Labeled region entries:
* START *
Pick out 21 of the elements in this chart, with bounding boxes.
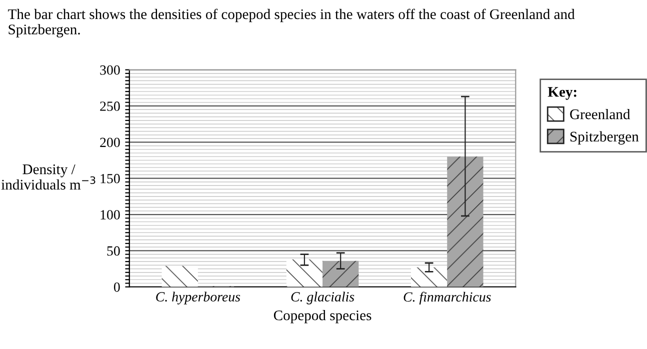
bar <box>322 260 359 287</box>
y-tick-label: 300 <box>100 65 120 75</box>
y-tick-label: 250 <box>100 102 120 111</box>
legend-label: Spitzbergen <box>570 131 639 145</box>
y-tick-label: 150 <box>100 174 120 184</box>
y-tick-label: 50 <box>107 246 120 256</box>
legend-label: Greenland <box>570 108 630 120</box>
bar <box>410 267 448 287</box>
legend-title: Key: <box>548 87 576 100</box>
bar <box>286 259 323 287</box>
x-tick-label: C. hyperboreus <box>156 292 240 304</box>
bar <box>162 266 198 287</box>
x-tick-label: C. finmarchicus <box>404 292 491 304</box>
y-tick-label: 0 <box>114 282 120 292</box>
y-tick-label: 200 <box>100 138 120 148</box>
x-axis-title: Copepod species <box>274 310 372 324</box>
bar <box>447 156 484 287</box>
x-tick-label: C. glacialis <box>291 292 354 304</box>
y-axis-title: Density / individuals m$^{−3}$ <box>1 164 96 190</box>
y-tick-label: 100 <box>100 210 120 220</box>
chart-title: The bar chart shows the densities of copepod species in the waters off the coast of Greenland and Spitzbergen. <box>8 8 575 38</box>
* END *
Copy out the lines from the one containing "bar <box>322 260 359 287</box>" to the one containing "y-tick-label: 200 <box>100 138 120 148</box>", both included.

Expected answer:
bar <box>322 260 359 287</box>
y-tick-label: 300 <box>100 65 120 75</box>
y-tick-label: 250 <box>100 102 120 111</box>
legend-label: Spitzbergen <box>570 131 639 145</box>
y-tick-label: 150 <box>100 174 120 184</box>
y-tick-label: 50 <box>107 246 120 256</box>
legend-label: Greenland <box>570 108 630 120</box>
bar <box>410 267 448 287</box>
legend-title: Key: <box>548 87 576 100</box>
bar <box>286 259 323 287</box>
x-tick-label: C. hyperboreus <box>156 292 240 304</box>
bar <box>162 266 198 287</box>
x-tick-label: C. finmarchicus <box>404 292 491 304</box>
y-tick-label: 0 <box>114 282 120 292</box>
y-tick-label: 200 <box>100 138 120 148</box>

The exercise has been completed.